(Records excerpted from a collection)
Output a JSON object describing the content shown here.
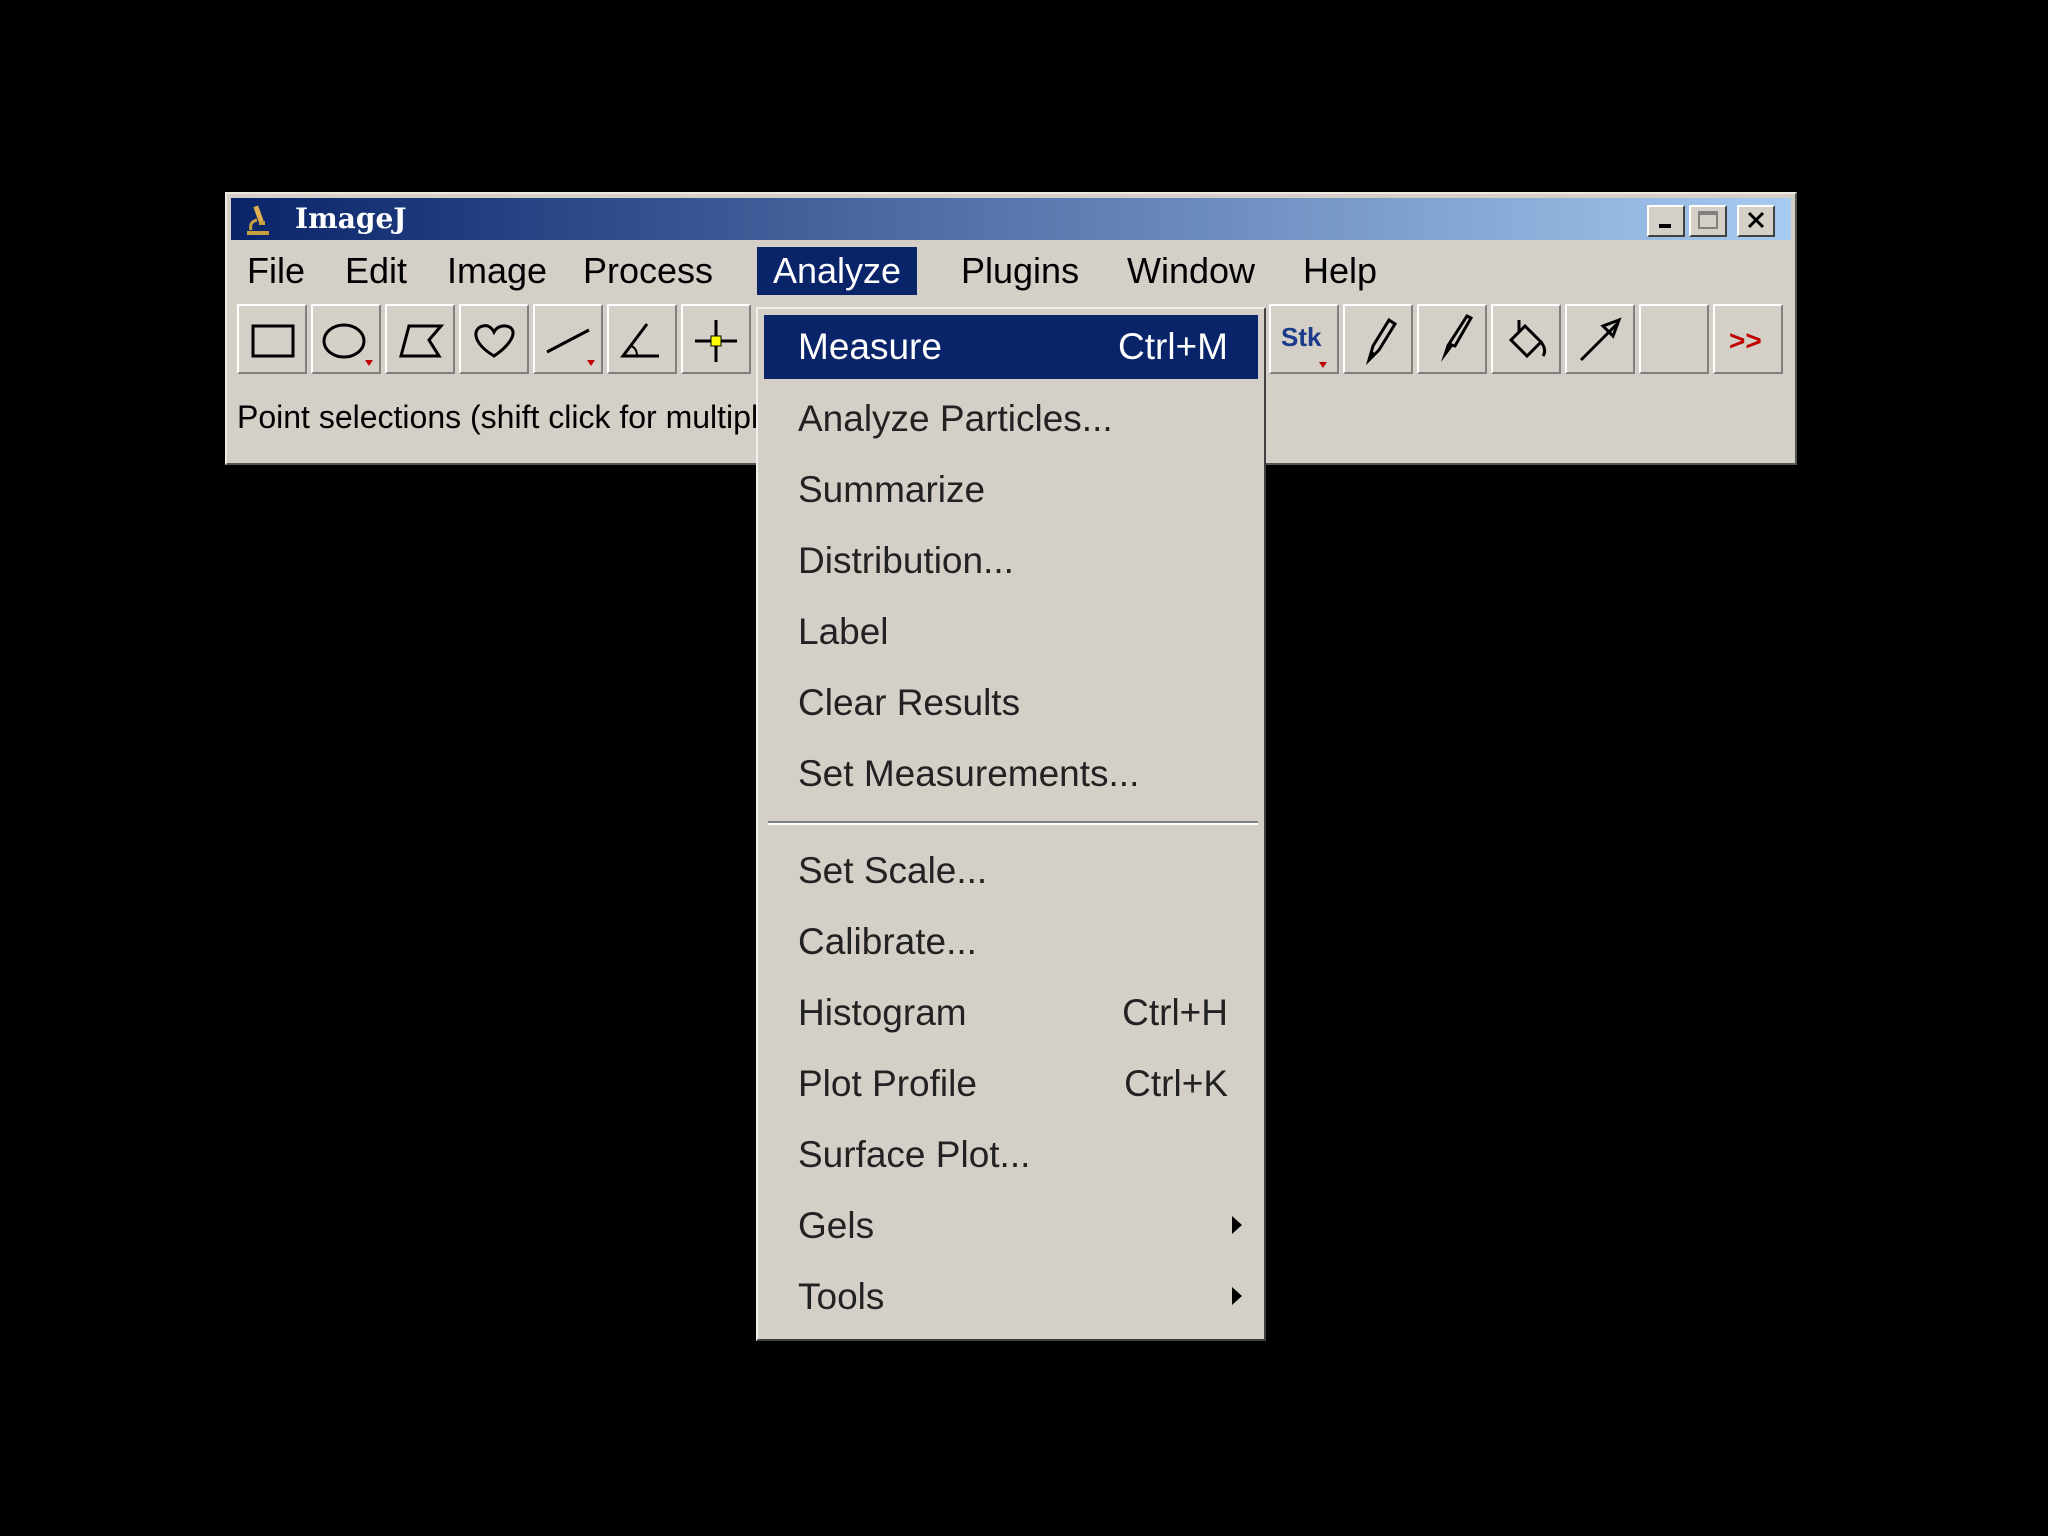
{
  "window": {
    "title": "ImageJ",
    "title_icon": "microscope-icon",
    "controls": [
      "minimize-icon",
      "maximize-icon",
      "close-icon"
    ]
  },
  "menubar": {
    "items": [
      "File",
      "Edit",
      "Image",
      "Process",
      "Analyze",
      "Plugins",
      "Window",
      "Help"
    ],
    "active": "Analyze"
  },
  "toolbar": {
    "tools": [
      "rectangle-tool-icon",
      "oval-tool-icon",
      "polygon-tool-icon",
      "freehand-tool-icon",
      "line-tool-icon",
      "angle-tool-icon",
      "point-tool-icon"
    ],
    "right_tools": [
      "stk-tool-icon",
      "pencil-tool-icon",
      "brush-tool-icon",
      "flood-fill-tool-icon",
      "arrow-tool-icon",
      "empty-slot",
      "more-tools-icon"
    ],
    "stk_label": "Stk",
    "more_label": ">>"
  },
  "status_text": "Point selections (shift click for multiple points)",
  "analyze_menu": {
    "items": [
      {
        "label": "Measure",
        "shortcut": "Ctrl+M",
        "highlighted": true
      },
      {
        "label": "Analyze Particles...",
        "shortcut": ""
      },
      {
        "label": "Summarize",
        "shortcut": ""
      },
      {
        "label": "Distribution...",
        "shortcut": ""
      },
      {
        "label": "Label",
        "shortcut": ""
      },
      {
        "label": "Clear Results",
        "shortcut": ""
      },
      {
        "label": "Set Measurements...",
        "shortcut": ""
      },
      {
        "label": "Set Scale...",
        "shortcut": ""
      },
      {
        "label": "Calibrate...",
        "shortcut": ""
      },
      {
        "label": "Histogram",
        "shortcut": "Ctrl+H"
      },
      {
        "label": "Plot Profile",
        "shortcut": "Ctrl+K"
      },
      {
        "label": "Surface Plot...",
        "shortcut": ""
      },
      {
        "label": "Gels",
        "shortcut": "",
        "submenu": true
      },
      {
        "label": "Tools",
        "shortcut": "",
        "submenu": true
      }
    ]
  },
  "colors": {
    "highlight": "#0a246a",
    "menu_bg": "#d4d0c8",
    "more_tools": "#c00000"
  }
}
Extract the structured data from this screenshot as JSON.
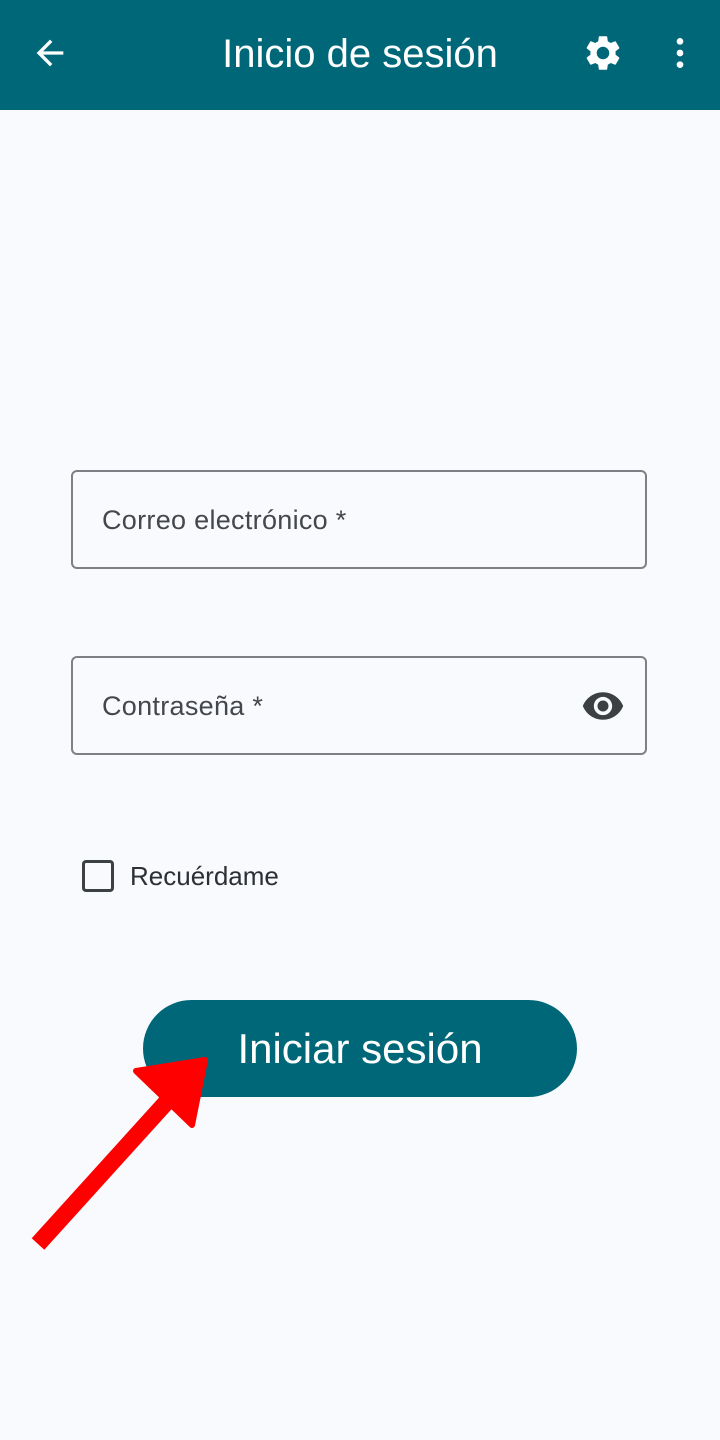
{
  "app_bar": {
    "title": "Inicio de sesión",
    "back_icon": "arrow-back-icon",
    "settings_icon": "gear-icon",
    "more_icon": "more-vert-icon",
    "background_color": "#006779"
  },
  "form": {
    "email_label": "Correo electrónico *",
    "password_label": "Contraseña *",
    "password_toggle_icon": "eye-icon",
    "remember_label": "Recuérdame",
    "remember_checked": false,
    "submit_label": "Iniciar sesión"
  },
  "annotation": {
    "icon": "red-arrow-icon",
    "color": "#ff0000"
  }
}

• [DESCRIPTION OF THE TASK] Lines from the records above that hold "Ctrl" are the ones to list.

• [WRITTEN SOLUTION]
        "shortcut": "Ctrl+M",
        "shortcut": "Ctrl+H"
        "shortcut": "Ctrl+K"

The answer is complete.